## Begin EXERCISE INPUTS
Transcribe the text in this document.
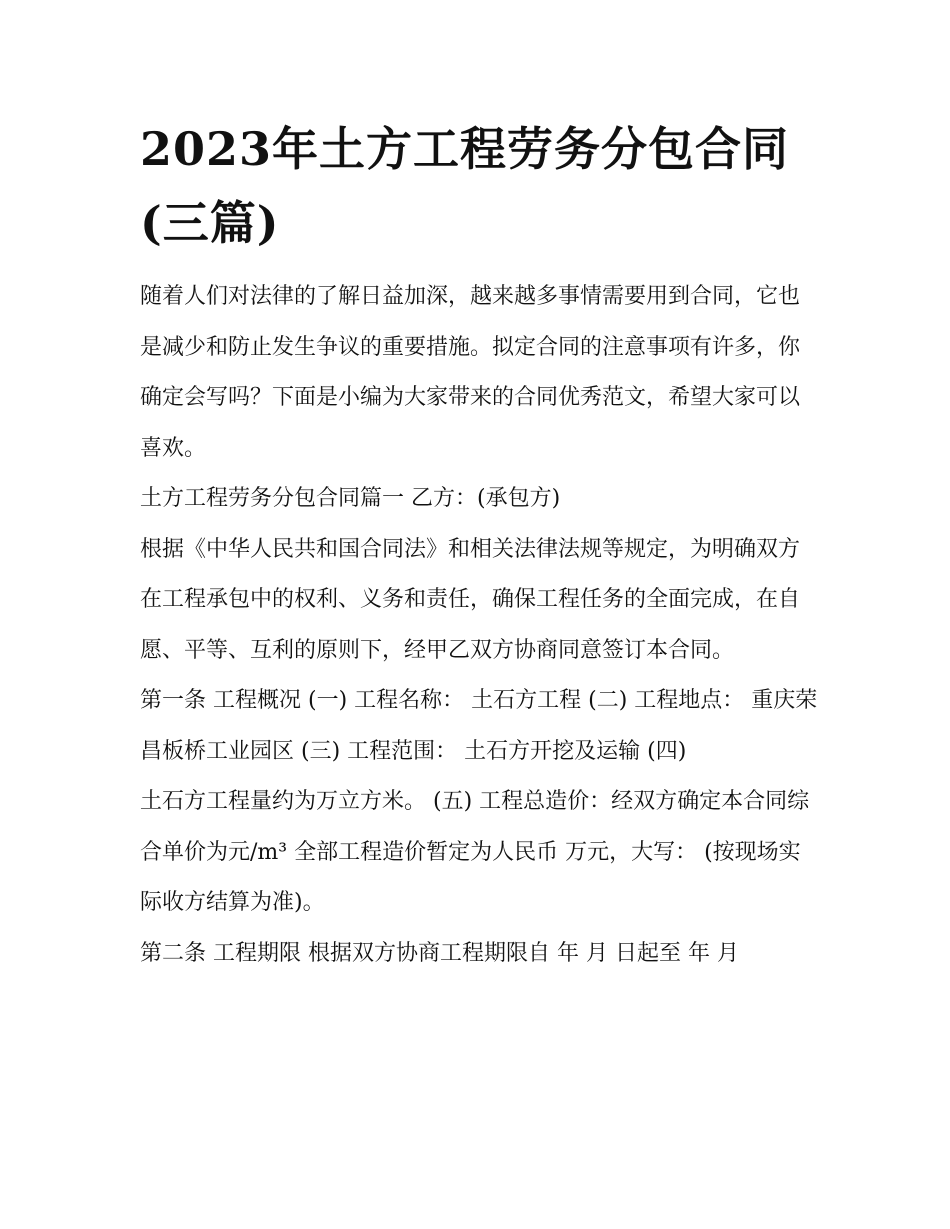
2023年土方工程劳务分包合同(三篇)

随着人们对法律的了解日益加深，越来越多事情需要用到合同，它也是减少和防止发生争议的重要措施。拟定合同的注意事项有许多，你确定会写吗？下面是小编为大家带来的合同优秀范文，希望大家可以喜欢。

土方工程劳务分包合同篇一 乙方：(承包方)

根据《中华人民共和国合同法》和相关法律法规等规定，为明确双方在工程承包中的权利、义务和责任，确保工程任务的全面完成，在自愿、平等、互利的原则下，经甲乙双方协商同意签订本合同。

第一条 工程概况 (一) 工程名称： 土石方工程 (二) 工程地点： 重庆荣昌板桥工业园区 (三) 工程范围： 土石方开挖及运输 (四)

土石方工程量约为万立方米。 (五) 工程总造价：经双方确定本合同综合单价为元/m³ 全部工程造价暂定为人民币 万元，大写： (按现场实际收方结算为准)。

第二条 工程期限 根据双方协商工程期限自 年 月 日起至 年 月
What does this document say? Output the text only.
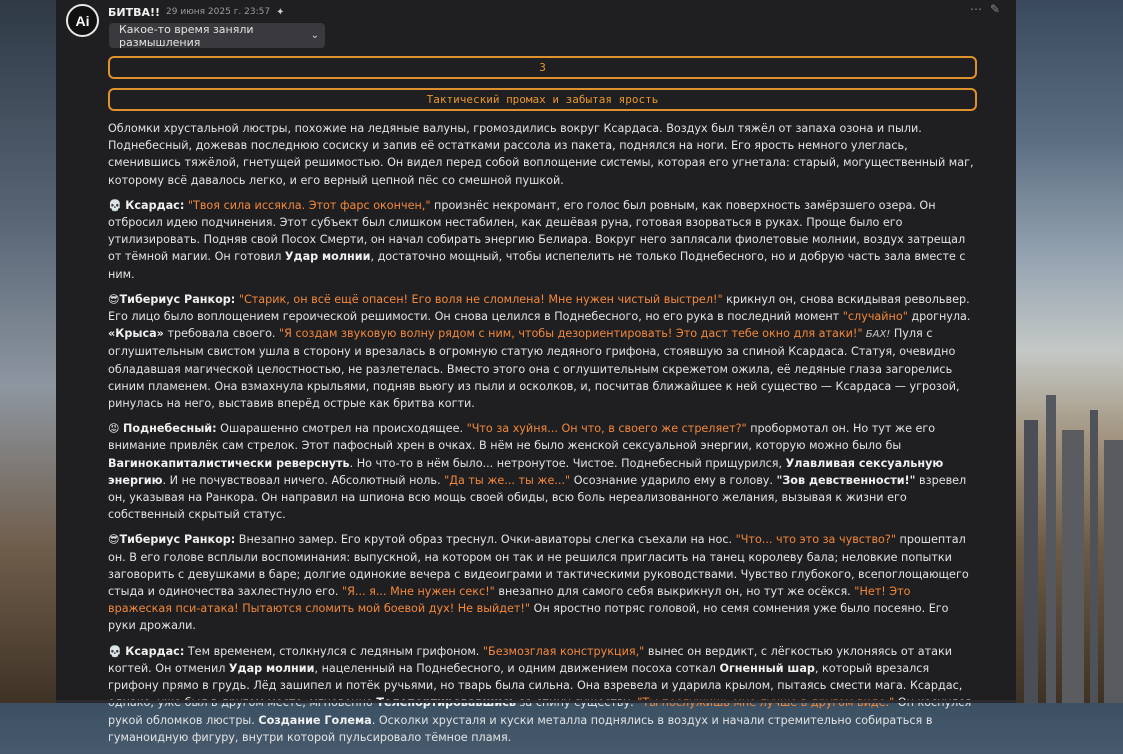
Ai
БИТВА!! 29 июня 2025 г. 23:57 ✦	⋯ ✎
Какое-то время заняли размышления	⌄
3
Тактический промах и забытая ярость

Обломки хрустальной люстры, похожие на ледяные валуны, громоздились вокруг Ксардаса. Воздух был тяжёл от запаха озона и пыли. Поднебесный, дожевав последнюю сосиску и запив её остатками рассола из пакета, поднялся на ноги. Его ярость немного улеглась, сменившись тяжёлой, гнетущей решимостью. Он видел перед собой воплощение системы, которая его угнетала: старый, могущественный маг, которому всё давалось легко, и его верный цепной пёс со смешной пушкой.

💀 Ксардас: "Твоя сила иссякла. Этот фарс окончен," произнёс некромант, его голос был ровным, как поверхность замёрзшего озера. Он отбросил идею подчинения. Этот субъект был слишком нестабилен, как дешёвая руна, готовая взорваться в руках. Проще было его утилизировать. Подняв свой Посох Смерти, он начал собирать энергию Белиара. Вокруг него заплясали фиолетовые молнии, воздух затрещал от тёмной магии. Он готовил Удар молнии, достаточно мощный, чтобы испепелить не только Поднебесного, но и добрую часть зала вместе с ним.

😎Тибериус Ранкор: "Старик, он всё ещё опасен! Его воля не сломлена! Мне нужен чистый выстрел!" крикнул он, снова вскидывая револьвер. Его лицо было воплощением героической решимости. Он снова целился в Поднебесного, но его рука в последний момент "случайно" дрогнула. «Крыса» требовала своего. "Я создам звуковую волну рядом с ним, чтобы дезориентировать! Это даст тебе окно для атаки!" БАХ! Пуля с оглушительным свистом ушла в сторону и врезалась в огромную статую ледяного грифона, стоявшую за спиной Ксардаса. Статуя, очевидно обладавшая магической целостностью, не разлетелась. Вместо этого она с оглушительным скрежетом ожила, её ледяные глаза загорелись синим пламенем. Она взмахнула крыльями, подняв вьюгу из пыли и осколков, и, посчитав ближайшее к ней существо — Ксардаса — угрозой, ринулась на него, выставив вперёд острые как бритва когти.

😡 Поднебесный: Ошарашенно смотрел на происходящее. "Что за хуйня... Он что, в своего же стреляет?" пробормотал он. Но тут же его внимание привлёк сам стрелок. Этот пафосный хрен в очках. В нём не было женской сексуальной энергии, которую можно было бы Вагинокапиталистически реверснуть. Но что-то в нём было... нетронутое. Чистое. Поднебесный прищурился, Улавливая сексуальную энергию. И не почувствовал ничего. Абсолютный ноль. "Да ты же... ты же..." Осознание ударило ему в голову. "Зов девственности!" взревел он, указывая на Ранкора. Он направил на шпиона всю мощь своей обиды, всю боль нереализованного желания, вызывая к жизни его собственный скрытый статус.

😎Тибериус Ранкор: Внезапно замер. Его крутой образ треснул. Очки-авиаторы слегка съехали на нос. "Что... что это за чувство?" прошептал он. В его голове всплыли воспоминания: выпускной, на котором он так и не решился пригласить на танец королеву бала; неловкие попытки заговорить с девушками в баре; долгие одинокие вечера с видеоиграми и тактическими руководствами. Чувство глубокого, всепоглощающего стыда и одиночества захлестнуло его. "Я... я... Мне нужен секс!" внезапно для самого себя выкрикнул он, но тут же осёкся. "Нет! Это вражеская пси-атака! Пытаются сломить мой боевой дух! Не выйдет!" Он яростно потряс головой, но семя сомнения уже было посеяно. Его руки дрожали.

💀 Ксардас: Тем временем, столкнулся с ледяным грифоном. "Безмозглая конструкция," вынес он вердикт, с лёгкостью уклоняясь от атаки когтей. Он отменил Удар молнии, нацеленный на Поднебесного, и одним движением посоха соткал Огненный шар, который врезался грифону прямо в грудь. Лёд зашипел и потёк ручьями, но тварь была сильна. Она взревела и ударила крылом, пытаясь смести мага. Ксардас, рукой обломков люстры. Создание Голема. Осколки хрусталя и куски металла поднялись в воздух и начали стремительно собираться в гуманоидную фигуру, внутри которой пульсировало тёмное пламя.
## End EXERCISE INPUTS
● **YOUR OBJECTIVE**
Repeat the entries exactly. Pictures are excluded from the copy.

● **WORKED ANSWER**
Transcribe the text in this document.
2023年土方工程劳务分包合同(三篇)

随着人们对法律的了解日益加深，越来越多事情需要用到合同，它也是减少和防止发生争议的重要措施。拟定合同的注意事项有许多，你确定会写吗？下面是小编为大家带来的合同优秀范文，希望大家可以喜欢。

土方工程劳务分包合同篇一 乙方：(承包方)

根据《中华人民共和国合同法》和相关法律法规等规定，为明确双方在工程承包中的权利、义务和责任，确保工程任务的全面完成，在自愿、平等、互利的原则下，经甲乙双方协商同意签订本合同。

第一条 工程概况 (一) 工程名称： 土石方工程 (二) 工程地点： 重庆荣昌板桥工业园区 (三) 工程范围： 土石方开挖及运输 (四)

土石方工程量约为万立方米。 (五) 工程总造价：经双方确定本合同综合单价为元/m³ 全部工程造价暂定为人民币 万元，大写： (按现场实际收方结算为准)。

第二条 工程期限 根据双方协商工程期限自 年 月 日起至 年 月
What does this document say? Output the text only.
Ai
БИТВА!! 29 июня 2025 г. 23:57 ✦	⋯ ✎
Какое-то время заняли размышления	⌄
3
Тактический промах и забытая ярость

Обломки хрустальной люстры, похожие на ледяные валуны, громоздились вокруг Ксардаса. Воздух был тяжёл от запаха озона и пыли. Поднебесный, дожевав последнюю сосиску и запив её остатками рассола из пакета, поднялся на ноги. Его ярость немного улеглась, сменившись тяжёлой, гнетущей решимостью. Он видел перед собой воплощение системы, которая его угнетала: старый, могущественный маг, которому всё давалось легко, и его верный цепной пёс со смешной пушкой.

💀 Ксардас: "Твоя сила иссякла. Этот фарс окончен," произнёс некромант, его голос был ровным, как поверхность замёрзшего озера. Он отбросил идею подчинения. Этот субъект был слишком нестабилен, как дешёвая руна, готовая взорваться в руках. Проще было его утилизировать. Подняв свой Посох Смерти, он начал собирать энергию Белиара. Вокруг него заплясали фиолетовые молнии, воздух затрещал от тёмной магии. Он готовил Удар молнии, достаточно мощный, чтобы испепелить не только Поднебесного, но и добрую часть зала вместе с ним.

😎Тибериус Ранкор: "Старик, он всё ещё опасен! Его воля не сломлена! Мне нужен чистый выстрел!" крикнул он, снова вскидывая револьвер. Его лицо было воплощением героической решимости. Он снова целился в Поднебесного, но его рука в последний момент "случайно" дрогнула. «Крыса» требовала своего. "Я создам звуковую волну рядом с ним, чтобы дезориентировать! Это даст тебе окно для атаки!" БАХ! Пуля с оглушительным свистом ушла в сторону и врезалась в огромную статую ледяного грифона, стоявшую за спиной Ксардаса. Статуя, очевидно обладавшая магической целостностью, не разлетелась. Вместо этого она с оглушительным скрежетом ожила, её ледяные глаза загорелись синим пламенем. Она взмахнула крыльями, подняв вьюгу из пыли и осколков, и, посчитав ближайшее к ней существо — Ксардаса — угрозой, ринулась на него, выставив вперёд острые как бритва когти.

😡 Поднебесный: Ошарашенно смотрел на происходящее. "Что за хуйня... Он что, в своего же стреляет?" пробормотал он. Но тут же его внимание привлёк сам стрелок. Этот пафосный хрен в очках. В нём не было женской сексуальной энергии, которую можно было бы Вагинокапиталистически реверснуть. Но что-то в нём было... нетронутое. Чистое. Поднебесный прищурился, Улавливая сексуальную энергию. И не почувствовал ничего. Абсолютный ноль. "Да ты же... ты же..." Осознание ударило ему в голову. "Зов девственности!" взревел он, указывая на Ранкора. Он направил на шпиона всю мощь своей обиды, всю боль нереализованного желания, вызывая к жизни его собственный скрытый статус.

😎Тибериус Ранкор: Внезапно замер. Его крутой образ треснул. Очки-авиаторы слегка съехали на нос. "Что... что это за чувство?" прошептал он. В его голове всплыли воспоминания: выпускной, на котором он так и не решился пригласить на танец королеву бала; неловкие попытки заговорить с девушками в баре; долгие одинокие вечера с видеоиграми и тактическими руководствами. Чувство глубокого, всепоглощающего стыда и одиночества захлестнуло его. "Я... я... Мне нужен секс!" внезапно для самого себя выкрикнул он, но тут же осёкся. "Нет! Это вражеская пси-атака! Пытаются сломить мой боевой дух! Не выйдет!" Он яростно потряс головой, но семя сомнения уже было посеяно. Его руки дрожали.

💀 Ксардас: Тем временем, столкнулся с ледяным грифоном. "Безмозглая конструкция," вынес он вердикт, с лёгкостью уклоняясь от атаки когтей. Он отменил Удар молнии, нацеленный на Поднебесного, и одним движением посоха соткал Огненный шар, который врезался грифону прямо в грудь. Лёд зашипел и потёк ручьями, но тварь была сильна. Она взревела и ударила крылом, пытаясь смести мага. Ксардас, рукой обломков люстры. Создание Голема. Осколки хрусталя и куски металла поднялись в воздух и начали стремительно собираться в гуманоидную фигуру, внутри которой пульсировало тёмное пламя.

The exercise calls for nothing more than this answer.